Text section »
►

Eventhouse as a Vector Database
At the core of Vector Similarity Search is the ability to store, index, and query vector data. Eventhouses provide a solution for handling and analyzing large volumes of data, particularly in scenarios requiring real-time analytics and exploration, making it an excellent choice for storing and searching vectors.
The following components of the enable the use of Eventhouse a vector database:
- The dynamic data type, which can store unstructured data such as arrays and property bags. Thus data type is recommended for storing vector values. You can further augment the vector value by storing metadata related to the original object as separate columns in your table.
- The encoding type
Vector16
designed for storing vectors of floating-point numbers in 16-bits precision, which uses theBfloat16
instead of the default 64 bits. This encoding is recommended for storing ML vector embeddings as it reduces storage requirements by a factor of four and accelerates vector processing functions such as series_dot_product() and series_cosine_similarity() by orders of magnitude. - The series_cosine_similarity function, which can perform vector similarity searches on top of the vectors stored in Eventhouse.
Optimize for scale
For more information on optimizing vector similarity search, read the blog.
To maximize performance and the resulting search times, follow the following steps:
- Set the encoding of the embeddings column to Vector16, the 16-bit encoding of the vectors coefficients (instead of the default 64-bit).

◄

Task » List every component that the Eventhouse text names as enabling Eventhouse to serve as a vector database.

Raw data »
►

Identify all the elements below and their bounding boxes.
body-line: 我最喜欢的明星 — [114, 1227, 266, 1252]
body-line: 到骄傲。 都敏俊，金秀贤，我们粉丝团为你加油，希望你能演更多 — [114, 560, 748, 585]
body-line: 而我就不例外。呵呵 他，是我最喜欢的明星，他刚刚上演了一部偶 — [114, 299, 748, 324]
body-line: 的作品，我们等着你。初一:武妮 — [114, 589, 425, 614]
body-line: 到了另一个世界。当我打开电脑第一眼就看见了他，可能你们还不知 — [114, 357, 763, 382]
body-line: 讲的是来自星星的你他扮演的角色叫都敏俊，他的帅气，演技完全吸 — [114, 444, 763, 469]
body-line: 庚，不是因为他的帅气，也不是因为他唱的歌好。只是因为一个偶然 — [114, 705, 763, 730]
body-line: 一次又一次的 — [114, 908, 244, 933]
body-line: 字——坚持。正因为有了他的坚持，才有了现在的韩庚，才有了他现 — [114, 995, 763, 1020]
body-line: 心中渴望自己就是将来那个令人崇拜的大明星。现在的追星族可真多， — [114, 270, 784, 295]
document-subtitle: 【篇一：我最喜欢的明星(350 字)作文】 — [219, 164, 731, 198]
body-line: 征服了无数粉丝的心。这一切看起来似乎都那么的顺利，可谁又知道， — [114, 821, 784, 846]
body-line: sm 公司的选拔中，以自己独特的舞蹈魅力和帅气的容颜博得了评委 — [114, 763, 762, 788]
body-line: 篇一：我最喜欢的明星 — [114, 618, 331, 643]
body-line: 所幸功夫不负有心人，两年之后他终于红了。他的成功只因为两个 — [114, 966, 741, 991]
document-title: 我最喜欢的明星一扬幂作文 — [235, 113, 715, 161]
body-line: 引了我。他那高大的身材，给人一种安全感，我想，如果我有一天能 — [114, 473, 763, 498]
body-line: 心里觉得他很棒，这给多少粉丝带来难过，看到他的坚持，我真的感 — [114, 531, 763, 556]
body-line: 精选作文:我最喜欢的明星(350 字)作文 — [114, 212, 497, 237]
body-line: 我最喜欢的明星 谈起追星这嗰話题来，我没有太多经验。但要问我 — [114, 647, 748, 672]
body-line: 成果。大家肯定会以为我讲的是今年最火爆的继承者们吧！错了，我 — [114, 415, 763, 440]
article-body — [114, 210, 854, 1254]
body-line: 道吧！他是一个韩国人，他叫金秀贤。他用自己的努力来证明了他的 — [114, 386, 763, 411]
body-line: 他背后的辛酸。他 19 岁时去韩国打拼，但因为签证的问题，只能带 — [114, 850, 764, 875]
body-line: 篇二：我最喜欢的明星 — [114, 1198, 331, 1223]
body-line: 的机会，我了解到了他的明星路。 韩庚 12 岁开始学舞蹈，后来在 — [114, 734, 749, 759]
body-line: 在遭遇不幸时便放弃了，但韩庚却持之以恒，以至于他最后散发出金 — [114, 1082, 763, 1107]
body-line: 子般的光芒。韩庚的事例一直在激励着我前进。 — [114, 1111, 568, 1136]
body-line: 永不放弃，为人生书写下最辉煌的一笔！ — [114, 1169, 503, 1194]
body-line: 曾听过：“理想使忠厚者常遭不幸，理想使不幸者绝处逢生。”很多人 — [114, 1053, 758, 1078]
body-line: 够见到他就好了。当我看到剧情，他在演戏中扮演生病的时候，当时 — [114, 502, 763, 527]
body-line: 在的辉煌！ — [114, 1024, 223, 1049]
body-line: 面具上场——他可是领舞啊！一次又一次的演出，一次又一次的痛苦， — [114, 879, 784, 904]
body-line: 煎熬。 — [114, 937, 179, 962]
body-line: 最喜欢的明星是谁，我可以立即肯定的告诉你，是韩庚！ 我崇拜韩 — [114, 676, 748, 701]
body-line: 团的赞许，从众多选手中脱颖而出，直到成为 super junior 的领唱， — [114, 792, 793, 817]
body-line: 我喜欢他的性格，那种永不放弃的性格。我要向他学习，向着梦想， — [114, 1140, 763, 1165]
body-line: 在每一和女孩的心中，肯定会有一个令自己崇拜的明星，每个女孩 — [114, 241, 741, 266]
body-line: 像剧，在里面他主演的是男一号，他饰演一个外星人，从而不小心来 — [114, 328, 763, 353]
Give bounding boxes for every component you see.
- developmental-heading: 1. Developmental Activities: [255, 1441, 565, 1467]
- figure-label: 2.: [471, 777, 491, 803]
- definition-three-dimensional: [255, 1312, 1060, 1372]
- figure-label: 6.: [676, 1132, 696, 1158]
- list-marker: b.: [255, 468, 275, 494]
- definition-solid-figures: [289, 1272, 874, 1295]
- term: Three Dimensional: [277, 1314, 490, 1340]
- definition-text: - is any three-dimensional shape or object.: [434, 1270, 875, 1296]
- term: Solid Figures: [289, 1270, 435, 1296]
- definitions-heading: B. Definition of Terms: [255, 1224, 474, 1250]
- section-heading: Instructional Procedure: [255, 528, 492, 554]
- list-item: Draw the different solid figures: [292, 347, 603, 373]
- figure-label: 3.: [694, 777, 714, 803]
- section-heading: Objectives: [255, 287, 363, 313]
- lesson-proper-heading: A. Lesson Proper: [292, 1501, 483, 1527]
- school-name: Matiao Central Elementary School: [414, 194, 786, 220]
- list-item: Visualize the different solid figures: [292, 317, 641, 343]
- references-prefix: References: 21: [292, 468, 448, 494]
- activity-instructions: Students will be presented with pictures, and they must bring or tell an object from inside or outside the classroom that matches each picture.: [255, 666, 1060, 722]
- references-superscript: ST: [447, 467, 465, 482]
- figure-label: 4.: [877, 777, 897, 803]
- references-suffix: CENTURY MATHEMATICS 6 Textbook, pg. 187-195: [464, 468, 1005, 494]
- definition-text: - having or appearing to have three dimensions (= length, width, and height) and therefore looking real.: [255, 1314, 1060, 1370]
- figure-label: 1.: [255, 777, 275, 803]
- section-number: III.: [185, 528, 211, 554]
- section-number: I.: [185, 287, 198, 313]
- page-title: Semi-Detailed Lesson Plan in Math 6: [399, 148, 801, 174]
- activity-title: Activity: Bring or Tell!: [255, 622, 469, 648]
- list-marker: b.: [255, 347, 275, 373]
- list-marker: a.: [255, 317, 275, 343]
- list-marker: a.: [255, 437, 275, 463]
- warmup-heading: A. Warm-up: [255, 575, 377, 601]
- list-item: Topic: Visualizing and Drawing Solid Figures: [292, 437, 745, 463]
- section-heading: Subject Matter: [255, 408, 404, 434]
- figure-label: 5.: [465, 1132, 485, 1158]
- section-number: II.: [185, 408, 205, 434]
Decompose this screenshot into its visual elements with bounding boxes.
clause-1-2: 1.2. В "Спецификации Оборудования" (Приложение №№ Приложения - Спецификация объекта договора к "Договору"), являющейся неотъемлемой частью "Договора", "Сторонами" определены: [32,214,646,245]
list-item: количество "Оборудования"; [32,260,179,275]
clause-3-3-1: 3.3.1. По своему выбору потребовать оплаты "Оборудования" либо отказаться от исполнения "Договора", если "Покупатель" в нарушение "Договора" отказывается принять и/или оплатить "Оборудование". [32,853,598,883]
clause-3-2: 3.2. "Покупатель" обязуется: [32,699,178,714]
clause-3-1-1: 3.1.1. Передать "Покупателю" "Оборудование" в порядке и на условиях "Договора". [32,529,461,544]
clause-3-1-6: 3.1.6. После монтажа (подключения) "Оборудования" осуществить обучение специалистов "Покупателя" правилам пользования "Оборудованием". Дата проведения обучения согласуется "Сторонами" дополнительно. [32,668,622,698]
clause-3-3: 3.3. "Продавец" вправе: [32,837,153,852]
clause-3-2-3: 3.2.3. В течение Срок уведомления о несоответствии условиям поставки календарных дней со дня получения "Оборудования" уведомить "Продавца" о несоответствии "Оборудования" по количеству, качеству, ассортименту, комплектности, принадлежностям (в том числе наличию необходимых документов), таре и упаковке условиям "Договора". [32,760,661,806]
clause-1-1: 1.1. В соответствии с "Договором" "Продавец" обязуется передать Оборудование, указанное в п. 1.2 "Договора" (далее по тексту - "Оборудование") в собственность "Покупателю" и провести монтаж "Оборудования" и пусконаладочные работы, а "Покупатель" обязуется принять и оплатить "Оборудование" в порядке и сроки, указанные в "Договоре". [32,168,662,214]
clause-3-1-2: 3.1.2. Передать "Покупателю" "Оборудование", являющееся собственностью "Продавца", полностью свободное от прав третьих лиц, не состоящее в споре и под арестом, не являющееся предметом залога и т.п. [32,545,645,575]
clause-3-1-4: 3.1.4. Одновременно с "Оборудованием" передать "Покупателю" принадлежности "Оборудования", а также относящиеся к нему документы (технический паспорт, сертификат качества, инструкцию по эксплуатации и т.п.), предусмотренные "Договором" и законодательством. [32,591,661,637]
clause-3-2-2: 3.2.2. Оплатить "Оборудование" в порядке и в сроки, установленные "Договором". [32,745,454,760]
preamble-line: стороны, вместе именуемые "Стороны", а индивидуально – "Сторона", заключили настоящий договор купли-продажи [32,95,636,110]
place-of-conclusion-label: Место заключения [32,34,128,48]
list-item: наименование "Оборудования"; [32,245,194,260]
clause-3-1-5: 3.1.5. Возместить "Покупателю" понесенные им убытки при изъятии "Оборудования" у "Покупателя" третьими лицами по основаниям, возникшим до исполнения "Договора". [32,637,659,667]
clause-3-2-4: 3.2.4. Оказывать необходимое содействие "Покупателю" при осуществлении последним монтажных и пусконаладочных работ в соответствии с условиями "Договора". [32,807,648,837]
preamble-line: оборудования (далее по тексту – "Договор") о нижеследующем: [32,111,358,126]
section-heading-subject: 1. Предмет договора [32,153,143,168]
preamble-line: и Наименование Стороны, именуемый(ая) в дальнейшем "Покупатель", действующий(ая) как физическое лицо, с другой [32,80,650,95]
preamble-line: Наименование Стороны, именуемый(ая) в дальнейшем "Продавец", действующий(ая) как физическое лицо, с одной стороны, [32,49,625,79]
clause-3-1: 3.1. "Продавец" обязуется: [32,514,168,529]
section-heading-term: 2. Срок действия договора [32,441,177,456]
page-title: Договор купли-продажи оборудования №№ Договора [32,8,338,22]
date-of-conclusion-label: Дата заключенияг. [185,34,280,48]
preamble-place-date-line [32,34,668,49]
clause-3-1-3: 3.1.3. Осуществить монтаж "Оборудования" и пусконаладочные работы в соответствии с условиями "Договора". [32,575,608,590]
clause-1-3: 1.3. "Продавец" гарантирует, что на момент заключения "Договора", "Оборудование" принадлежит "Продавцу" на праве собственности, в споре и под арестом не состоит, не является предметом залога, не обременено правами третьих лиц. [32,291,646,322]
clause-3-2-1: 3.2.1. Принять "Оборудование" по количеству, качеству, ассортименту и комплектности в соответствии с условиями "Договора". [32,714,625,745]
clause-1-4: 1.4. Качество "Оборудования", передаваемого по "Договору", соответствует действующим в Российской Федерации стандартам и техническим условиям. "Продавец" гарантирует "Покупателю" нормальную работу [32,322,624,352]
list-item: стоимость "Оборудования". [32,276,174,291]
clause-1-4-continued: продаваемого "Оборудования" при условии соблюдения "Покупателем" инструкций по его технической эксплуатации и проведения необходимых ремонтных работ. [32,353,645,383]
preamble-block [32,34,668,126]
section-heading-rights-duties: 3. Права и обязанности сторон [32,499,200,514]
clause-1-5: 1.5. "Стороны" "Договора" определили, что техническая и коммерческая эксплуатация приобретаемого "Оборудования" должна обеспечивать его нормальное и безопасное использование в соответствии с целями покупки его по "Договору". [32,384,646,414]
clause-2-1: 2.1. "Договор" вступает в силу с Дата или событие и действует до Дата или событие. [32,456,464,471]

◄

Your solution »
- The dynamic data type
- The Vector16 encoding type
- The series_cosine_similarity function